DIRECTION:
Retype the material below. Keep every word exactly as it is.

[Stored data entries]
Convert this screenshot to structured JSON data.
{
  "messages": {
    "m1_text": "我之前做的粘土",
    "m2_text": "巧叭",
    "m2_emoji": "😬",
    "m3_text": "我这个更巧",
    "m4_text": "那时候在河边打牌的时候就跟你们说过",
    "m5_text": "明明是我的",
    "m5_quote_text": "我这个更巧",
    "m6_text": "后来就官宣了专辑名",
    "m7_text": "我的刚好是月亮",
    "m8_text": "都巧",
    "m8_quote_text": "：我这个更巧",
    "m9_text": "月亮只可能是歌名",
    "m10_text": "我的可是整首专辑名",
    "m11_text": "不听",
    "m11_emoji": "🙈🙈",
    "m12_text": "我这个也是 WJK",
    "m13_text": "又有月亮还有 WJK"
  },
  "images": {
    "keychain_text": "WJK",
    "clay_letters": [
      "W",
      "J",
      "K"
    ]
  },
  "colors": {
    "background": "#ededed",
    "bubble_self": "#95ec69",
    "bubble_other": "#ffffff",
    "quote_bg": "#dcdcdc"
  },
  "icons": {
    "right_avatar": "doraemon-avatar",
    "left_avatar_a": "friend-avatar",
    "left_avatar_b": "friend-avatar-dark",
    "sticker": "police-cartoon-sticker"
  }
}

TASK RESULT:
Convert this screenshot to structured JSON data.
{
  "messages": {
    "m1_text": "我之前做的粘土",
    "m2_text": "巧叭",
    "m2_emoji": "😬",
    "m3_text": "我这个更巧",
    "m4_text": "那时候在河边打牌的时候就跟你们说过",
    "m5_text": "明明是我的",
    "m5_quote_text": "我这个更巧",
    "m6_text": "后来就官宣了专辑名",
    "m7_text": "我的刚好是月亮",
    "m8_text": "都巧",
    "m8_quote_text": "：我这个更巧",
    "m9_text": "月亮只可能是歌名",
    "m10_text": "我的可是整首专辑名",
    "m11_text": "不听",
    "m11_emoji": "🙈🙈",
    "m12_text": "我这个也是 WJK",
    "m13_text": "又有月亮还有 WJK"
  },
  "images": {
    "keychain_text": "WJK",
    "clay_letters": [
      "W",
      "J",
      "K"
    ]
  },
  "colors": {
    "background": "#ededed",
    "bubble_self": "#95ec69",
    "bubble_other": "#ffffff",
    "quote_bg": "#dcdcdc"
  },
  "icons": {
    "right_avatar": "doraemon-avatar",
    "left_avatar_a": "friend-avatar",
    "left_avatar_b": "friend-avatar-dark",
    "sticker": "police-cartoon-sticker"
  }
}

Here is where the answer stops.